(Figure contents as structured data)
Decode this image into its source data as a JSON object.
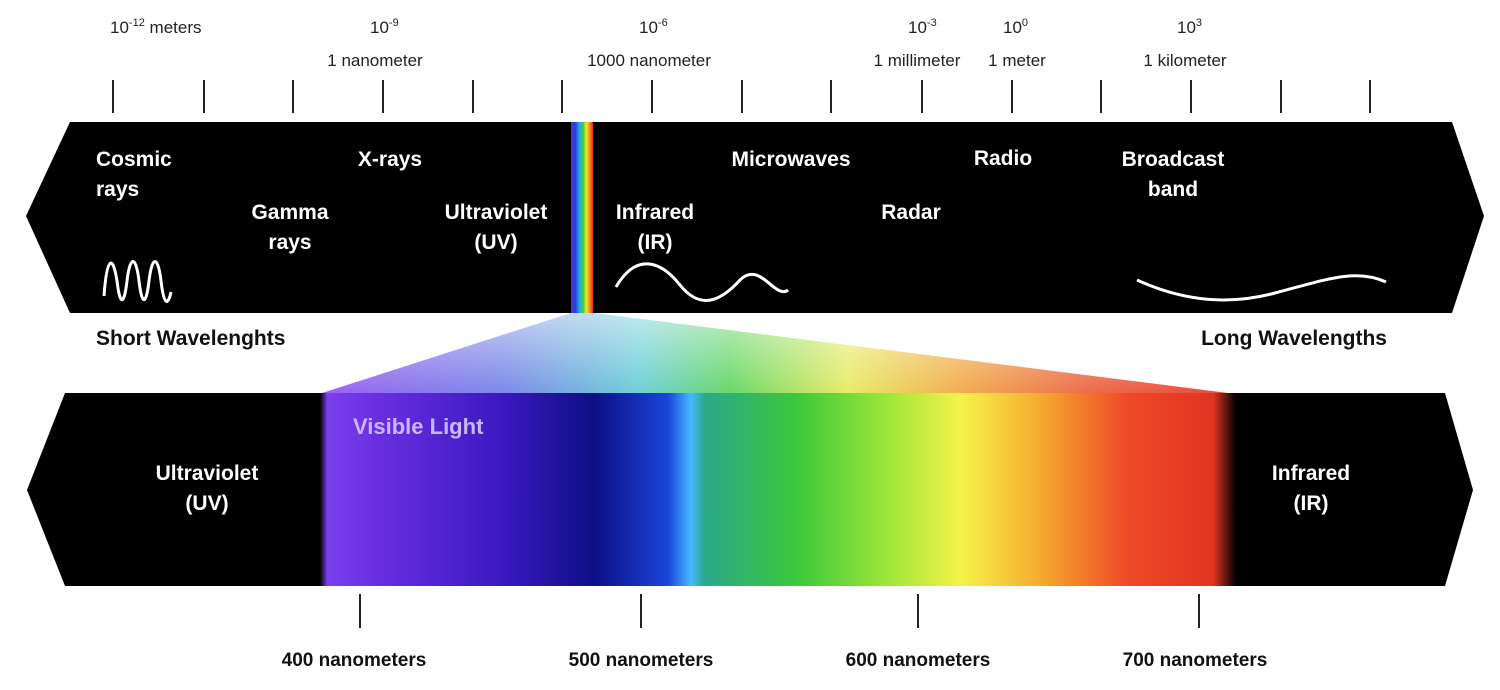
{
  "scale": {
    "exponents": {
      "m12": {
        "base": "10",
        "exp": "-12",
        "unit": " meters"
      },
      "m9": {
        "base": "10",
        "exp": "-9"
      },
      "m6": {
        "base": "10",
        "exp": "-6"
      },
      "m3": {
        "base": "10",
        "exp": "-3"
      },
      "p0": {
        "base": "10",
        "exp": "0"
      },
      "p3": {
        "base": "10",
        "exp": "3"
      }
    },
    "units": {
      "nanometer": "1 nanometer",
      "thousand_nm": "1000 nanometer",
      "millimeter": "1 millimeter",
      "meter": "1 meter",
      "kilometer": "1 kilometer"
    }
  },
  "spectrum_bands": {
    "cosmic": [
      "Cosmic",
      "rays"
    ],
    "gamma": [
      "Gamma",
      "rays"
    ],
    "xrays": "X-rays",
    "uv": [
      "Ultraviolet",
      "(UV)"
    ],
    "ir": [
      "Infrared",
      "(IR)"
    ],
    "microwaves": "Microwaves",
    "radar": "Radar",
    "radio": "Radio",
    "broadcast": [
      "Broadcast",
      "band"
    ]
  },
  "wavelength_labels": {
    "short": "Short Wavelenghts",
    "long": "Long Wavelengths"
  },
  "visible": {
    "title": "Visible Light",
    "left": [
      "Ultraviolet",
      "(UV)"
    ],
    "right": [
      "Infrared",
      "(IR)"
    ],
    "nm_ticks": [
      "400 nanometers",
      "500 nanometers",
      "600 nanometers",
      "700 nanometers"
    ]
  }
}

* * *

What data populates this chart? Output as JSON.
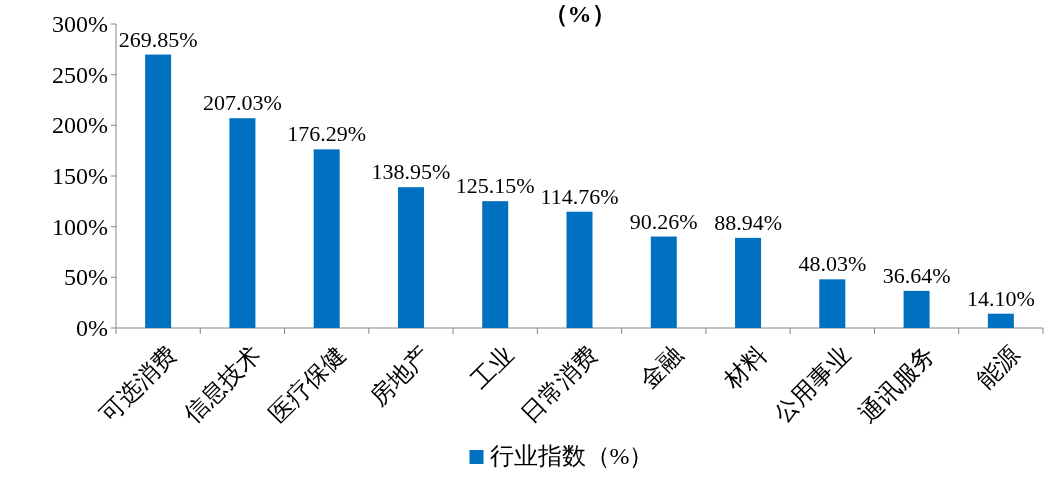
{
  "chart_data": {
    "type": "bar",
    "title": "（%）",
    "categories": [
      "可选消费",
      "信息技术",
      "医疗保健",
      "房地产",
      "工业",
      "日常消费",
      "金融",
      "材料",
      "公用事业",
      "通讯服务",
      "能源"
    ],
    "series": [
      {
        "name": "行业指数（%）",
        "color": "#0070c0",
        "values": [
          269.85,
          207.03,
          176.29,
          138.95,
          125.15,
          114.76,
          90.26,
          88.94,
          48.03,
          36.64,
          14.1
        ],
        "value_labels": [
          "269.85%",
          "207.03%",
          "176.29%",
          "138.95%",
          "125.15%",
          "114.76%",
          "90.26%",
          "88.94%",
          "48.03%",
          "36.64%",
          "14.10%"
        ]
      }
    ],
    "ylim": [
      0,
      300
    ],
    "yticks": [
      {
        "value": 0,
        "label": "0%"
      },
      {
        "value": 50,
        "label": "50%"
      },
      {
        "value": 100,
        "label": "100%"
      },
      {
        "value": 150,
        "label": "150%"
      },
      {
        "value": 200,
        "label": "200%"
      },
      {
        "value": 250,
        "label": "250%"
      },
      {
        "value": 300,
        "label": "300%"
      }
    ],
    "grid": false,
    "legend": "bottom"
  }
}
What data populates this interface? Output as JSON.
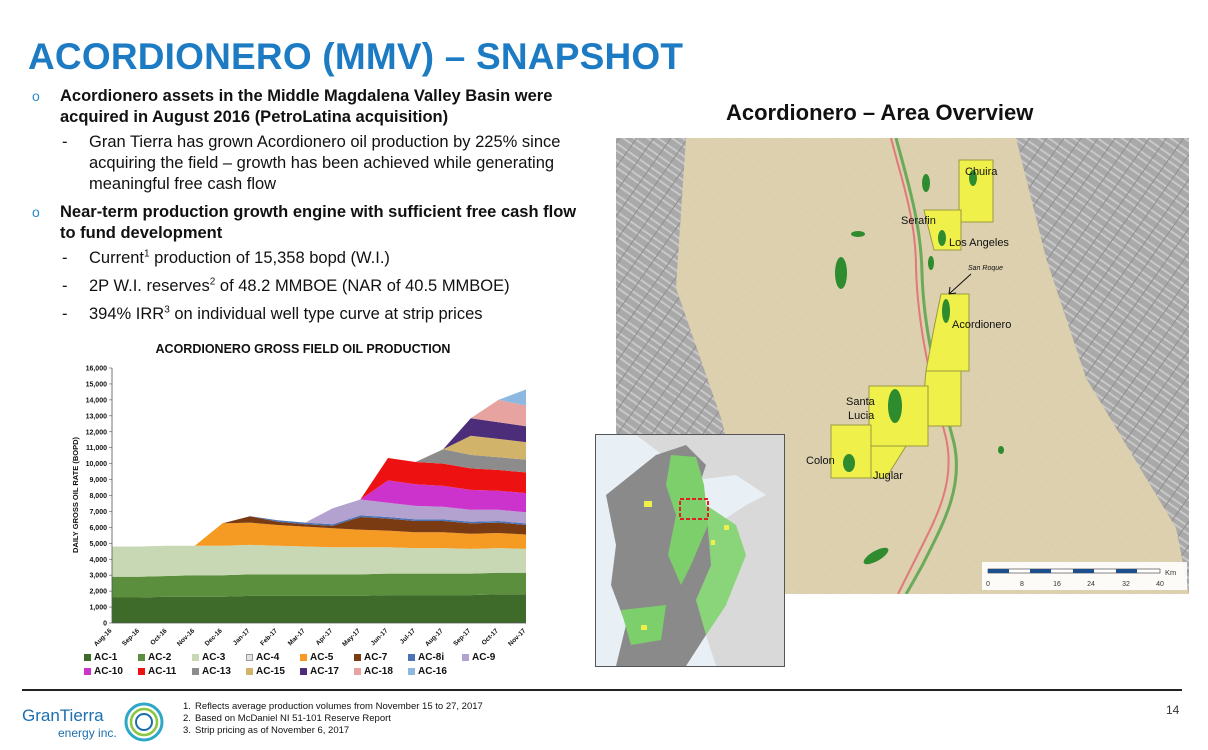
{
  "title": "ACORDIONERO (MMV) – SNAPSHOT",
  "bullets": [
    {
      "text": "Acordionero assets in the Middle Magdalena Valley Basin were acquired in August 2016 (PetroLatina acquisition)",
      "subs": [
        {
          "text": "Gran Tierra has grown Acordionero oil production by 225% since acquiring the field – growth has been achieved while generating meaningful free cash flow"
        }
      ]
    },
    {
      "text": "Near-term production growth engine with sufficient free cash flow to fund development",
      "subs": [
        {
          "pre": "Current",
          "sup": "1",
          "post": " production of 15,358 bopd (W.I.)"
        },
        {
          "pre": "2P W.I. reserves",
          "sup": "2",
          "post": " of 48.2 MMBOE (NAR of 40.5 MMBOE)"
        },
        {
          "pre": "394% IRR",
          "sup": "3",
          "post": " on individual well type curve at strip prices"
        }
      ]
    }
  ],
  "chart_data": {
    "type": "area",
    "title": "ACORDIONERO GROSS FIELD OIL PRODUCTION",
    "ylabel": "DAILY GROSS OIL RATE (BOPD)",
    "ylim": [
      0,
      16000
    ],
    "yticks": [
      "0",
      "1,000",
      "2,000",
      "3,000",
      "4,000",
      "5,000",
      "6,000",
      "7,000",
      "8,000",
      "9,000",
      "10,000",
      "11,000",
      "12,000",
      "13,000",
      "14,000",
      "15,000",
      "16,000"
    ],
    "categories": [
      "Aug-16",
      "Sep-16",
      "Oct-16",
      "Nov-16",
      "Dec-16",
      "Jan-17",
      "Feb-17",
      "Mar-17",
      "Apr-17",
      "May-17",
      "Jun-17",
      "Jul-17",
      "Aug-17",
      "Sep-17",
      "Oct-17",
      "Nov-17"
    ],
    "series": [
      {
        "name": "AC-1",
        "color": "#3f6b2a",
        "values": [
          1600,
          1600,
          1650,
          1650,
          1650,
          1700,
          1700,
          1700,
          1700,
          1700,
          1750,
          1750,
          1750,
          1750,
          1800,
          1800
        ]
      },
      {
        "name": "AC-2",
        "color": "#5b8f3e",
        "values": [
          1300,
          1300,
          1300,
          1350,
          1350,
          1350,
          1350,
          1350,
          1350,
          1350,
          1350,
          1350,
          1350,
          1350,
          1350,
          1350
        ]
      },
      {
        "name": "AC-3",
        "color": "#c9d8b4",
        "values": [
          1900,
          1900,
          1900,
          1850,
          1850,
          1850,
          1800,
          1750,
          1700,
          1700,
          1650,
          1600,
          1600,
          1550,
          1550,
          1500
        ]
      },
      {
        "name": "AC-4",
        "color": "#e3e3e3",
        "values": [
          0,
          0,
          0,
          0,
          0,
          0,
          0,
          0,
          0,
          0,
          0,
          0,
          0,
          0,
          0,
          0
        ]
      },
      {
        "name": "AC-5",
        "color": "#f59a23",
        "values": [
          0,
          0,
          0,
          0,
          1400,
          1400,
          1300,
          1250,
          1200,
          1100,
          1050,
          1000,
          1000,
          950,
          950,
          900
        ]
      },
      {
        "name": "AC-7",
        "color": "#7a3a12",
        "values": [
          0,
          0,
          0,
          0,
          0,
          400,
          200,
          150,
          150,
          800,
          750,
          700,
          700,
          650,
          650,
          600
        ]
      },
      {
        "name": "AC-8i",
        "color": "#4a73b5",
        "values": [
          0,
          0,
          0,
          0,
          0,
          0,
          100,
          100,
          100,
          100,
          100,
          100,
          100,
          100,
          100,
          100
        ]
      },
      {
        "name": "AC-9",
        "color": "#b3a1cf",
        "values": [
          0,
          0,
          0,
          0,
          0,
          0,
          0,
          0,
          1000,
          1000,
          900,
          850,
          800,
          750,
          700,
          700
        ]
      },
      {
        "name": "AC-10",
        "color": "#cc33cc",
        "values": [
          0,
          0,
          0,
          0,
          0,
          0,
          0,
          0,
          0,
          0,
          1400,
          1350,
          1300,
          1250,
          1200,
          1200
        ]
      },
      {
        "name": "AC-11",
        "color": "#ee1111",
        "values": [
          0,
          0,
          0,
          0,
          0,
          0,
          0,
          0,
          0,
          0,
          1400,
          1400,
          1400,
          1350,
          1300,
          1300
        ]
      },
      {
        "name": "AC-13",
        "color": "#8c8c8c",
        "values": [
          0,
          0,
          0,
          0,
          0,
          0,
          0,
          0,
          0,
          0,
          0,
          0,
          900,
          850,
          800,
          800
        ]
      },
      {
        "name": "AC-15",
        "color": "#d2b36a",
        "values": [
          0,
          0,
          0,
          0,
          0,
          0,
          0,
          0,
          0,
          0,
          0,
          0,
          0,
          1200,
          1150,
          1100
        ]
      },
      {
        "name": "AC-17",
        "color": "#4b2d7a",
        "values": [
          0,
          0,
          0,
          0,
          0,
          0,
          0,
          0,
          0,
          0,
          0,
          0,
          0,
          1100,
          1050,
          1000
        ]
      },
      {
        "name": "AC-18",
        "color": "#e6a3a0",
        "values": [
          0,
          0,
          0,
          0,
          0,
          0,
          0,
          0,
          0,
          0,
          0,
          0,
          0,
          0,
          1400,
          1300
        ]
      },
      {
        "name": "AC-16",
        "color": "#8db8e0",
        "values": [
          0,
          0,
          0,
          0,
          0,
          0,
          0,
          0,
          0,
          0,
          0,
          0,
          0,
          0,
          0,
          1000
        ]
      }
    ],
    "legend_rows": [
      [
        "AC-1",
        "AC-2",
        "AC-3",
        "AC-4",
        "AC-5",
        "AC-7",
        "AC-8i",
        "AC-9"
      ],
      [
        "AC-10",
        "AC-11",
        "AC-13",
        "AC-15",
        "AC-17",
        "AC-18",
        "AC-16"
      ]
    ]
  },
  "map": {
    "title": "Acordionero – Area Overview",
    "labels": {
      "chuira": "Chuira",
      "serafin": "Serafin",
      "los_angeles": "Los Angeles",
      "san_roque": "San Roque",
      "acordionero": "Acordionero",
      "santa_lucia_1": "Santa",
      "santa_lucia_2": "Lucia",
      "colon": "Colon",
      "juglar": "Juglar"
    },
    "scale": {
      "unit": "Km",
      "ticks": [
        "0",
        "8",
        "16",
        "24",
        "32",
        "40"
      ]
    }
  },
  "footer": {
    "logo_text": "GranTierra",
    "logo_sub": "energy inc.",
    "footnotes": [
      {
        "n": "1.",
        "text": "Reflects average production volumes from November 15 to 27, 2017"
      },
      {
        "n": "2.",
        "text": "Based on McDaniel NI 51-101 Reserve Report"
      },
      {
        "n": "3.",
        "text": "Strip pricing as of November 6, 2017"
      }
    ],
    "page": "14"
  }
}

• _Task statement_: Copy every line above in which the string "GROSS" shows up.

• _Response_:
    "title": "ACORDIONERO GROSS FIELD OIL PRODUCTION",
    "ylabel": "DAILY GROSS OIL RATE (BOPD)",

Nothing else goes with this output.